- Stated problem -
Update every entry by changing each "Unmapped" to "Mapped" and leaving everything else as it is. Do not include the pictures in your answer.

- Excerpted data -

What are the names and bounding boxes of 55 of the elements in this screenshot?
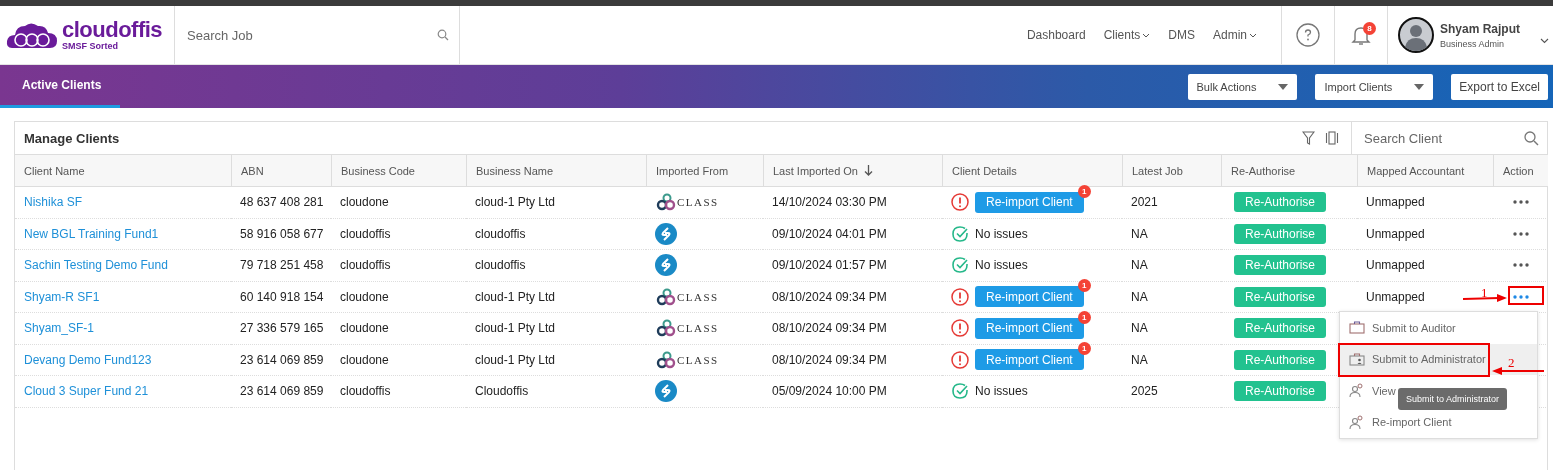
table-cell: Unmapped xyxy=(1366,195,1425,210)
table-cell: cloudone xyxy=(340,195,389,210)
user-name: Shyam Rajput xyxy=(1440,21,1520,36)
table-cell: NA xyxy=(1131,258,1148,273)
table-cell: 48 637 408 281 xyxy=(240,195,324,210)
source-label: CLASS xyxy=(677,290,719,303)
table-cell: cloud-1 Pty Ltd xyxy=(475,195,556,210)
table-cell: 05/09/2024 10:00 PM xyxy=(772,384,887,399)
status-text: No issues xyxy=(975,384,1028,399)
table-cell: cloudone xyxy=(340,289,389,304)
table-cell: NA xyxy=(1131,352,1148,367)
table-cell: cloudoffis xyxy=(340,226,391,241)
table-cell: cloud-1 Pty Ltd xyxy=(475,352,556,367)
table-cell: 14/10/2024 03:30 PM xyxy=(772,195,887,210)
table-cell: cloudone xyxy=(340,321,389,336)
table-cell: 08/10/2024 09:34 PM xyxy=(772,321,887,336)
table-cell: 23 614 069 859 xyxy=(240,384,324,399)
table-cell: 79 718 251 458 xyxy=(240,258,324,273)
table-cell: cloudone xyxy=(340,352,389,367)
table-cell: NA xyxy=(1131,289,1148,304)
table-cell: 2025 xyxy=(1131,384,1158,399)
table-cell: 09/10/2024 01:57 PM xyxy=(772,258,887,273)
table-cell: Unmapped xyxy=(1366,226,1425,241)
table-cell: cloud-1 Pty Ltd xyxy=(475,289,556,304)
source-label: CLASS xyxy=(677,196,719,209)
card-title: Manage Clients xyxy=(23,130,121,146)
table-cell: NA xyxy=(1131,226,1148,241)
notification-badge: 8 xyxy=(1363,22,1376,35)
table-cell: Cloudoffis xyxy=(475,384,529,399)
logo-tagline: SMSF Sorted xyxy=(62,42,119,51)
table-cell: 60 140 918 154 xyxy=(240,289,324,304)
table-cell: 58 916 058 677 xyxy=(240,226,324,241)
table-cell: 27 336 579 165 xyxy=(240,321,324,336)
table-cell: 09/10/2024 04:01 PM xyxy=(772,226,887,241)
table-cell: cloudoffis xyxy=(475,226,526,241)
source-label: CLASS xyxy=(677,322,719,335)
annotation-number: 2 xyxy=(1508,355,1515,371)
status-text: No issues xyxy=(975,258,1028,273)
tooltip: Submit to Administrator xyxy=(1398,388,1508,410)
table-cell: cloudoffis xyxy=(340,384,391,399)
table-cell: 2021 xyxy=(1131,195,1158,210)
source-label: CLASS xyxy=(677,353,719,366)
table-cell: Unmapped xyxy=(1366,258,1425,273)
table-cell: cloudoffis xyxy=(340,258,391,273)
table-cell: Unmapped xyxy=(1366,289,1425,304)
table-cell: NA xyxy=(1131,321,1148,336)
user-role: Business Admin xyxy=(1440,38,1506,49)
table-cell: cloudoffis xyxy=(475,258,526,273)
status-text: No issues xyxy=(975,226,1028,241)
table-cell: 23 614 069 859 xyxy=(240,352,324,367)
table-cell: 08/10/2024 09:34 PM xyxy=(772,352,887,367)
logo-name: cloudoffis xyxy=(62,19,163,41)
table-cell: cloud-1 Pty Ltd xyxy=(475,321,556,336)
annotation-number: 1 xyxy=(1481,285,1488,301)
table-cell: 08/10/2024 09:34 PM xyxy=(772,289,887,304)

- Result below -
What are the names and bounding boxes of 55 of the elements in this screenshot?
table-cell: Mapped xyxy=(1366,195,1425,210)
table-cell: cloudone xyxy=(340,195,389,210)
user-name: Shyam Rajput xyxy=(1440,21,1520,36)
table-cell: NA xyxy=(1131,258,1148,273)
table-cell: 48 637 408 281 xyxy=(240,195,324,210)
source-label: CLASS xyxy=(677,290,719,303)
table-cell: cloud-1 Pty Ltd xyxy=(475,195,556,210)
table-cell: 05/09/2024 10:00 PM xyxy=(772,384,887,399)
status-text: No issues xyxy=(975,384,1028,399)
table-cell: cloudone xyxy=(340,289,389,304)
table-cell: NA xyxy=(1131,352,1148,367)
table-cell: cloudoffis xyxy=(340,226,391,241)
table-cell: cloud-1 Pty Ltd xyxy=(475,352,556,367)
table-cell: 14/10/2024 03:30 PM xyxy=(772,195,887,210)
table-cell: cloudone xyxy=(340,321,389,336)
table-cell: 08/10/2024 09:34 PM xyxy=(772,321,887,336)
table-cell: 23 614 069 859 xyxy=(240,384,324,399)
table-cell: 79 718 251 458 xyxy=(240,258,324,273)
table-cell: cloudone xyxy=(340,352,389,367)
table-cell: NA xyxy=(1131,289,1148,304)
table-cell: 2025 xyxy=(1131,384,1158,399)
table-cell: 09/10/2024 01:57 PM xyxy=(772,258,887,273)
table-cell: Mapped xyxy=(1366,226,1425,241)
table-cell: cloud-1 Pty Ltd xyxy=(475,289,556,304)
source-label: CLASS xyxy=(677,196,719,209)
card-title: Manage Clients xyxy=(23,130,121,146)
table-cell: NA xyxy=(1131,226,1148,241)
notification-badge: 8 xyxy=(1363,22,1376,35)
table-cell: Cloudoffis xyxy=(475,384,529,399)
logo-tagline: SMSF Sorted xyxy=(62,42,119,51)
table-cell: 60 140 918 154 xyxy=(240,289,324,304)
table-cell: 58 916 058 677 xyxy=(240,226,324,241)
table-cell: 27 336 579 165 xyxy=(240,321,324,336)
table-cell: 09/10/2024 04:01 PM xyxy=(772,226,887,241)
table-cell: cloudoffis xyxy=(475,226,526,241)
source-label: CLASS xyxy=(677,322,719,335)
annotation-number: 2 xyxy=(1508,355,1515,371)
status-text: No issues xyxy=(975,258,1028,273)
tooltip: Submit to Administrator xyxy=(1398,388,1508,410)
table-cell: cloudoffis xyxy=(340,384,391,399)
table-cell: 2021 xyxy=(1131,195,1158,210)
source-label: CLASS xyxy=(677,353,719,366)
table-cell: Mapped xyxy=(1366,258,1425,273)
table-cell: cloudoffis xyxy=(340,258,391,273)
table-cell: Mapped xyxy=(1366,289,1425,304)
table-cell: NA xyxy=(1131,321,1148,336)
user-role: Business Admin xyxy=(1440,38,1506,49)
table-cell: cloudoffis xyxy=(475,258,526,273)
status-text: No issues xyxy=(975,226,1028,241)
table-cell: 23 614 069 859 xyxy=(240,352,324,367)
table-cell: 08/10/2024 09:34 PM xyxy=(772,352,887,367)
logo-name: cloudoffis xyxy=(62,19,163,41)
table-cell: cloud-1 Pty Ltd xyxy=(475,321,556,336)
annotation-number: 1 xyxy=(1481,285,1488,301)
table-cell: 08/10/2024 09:34 PM xyxy=(772,289,887,304)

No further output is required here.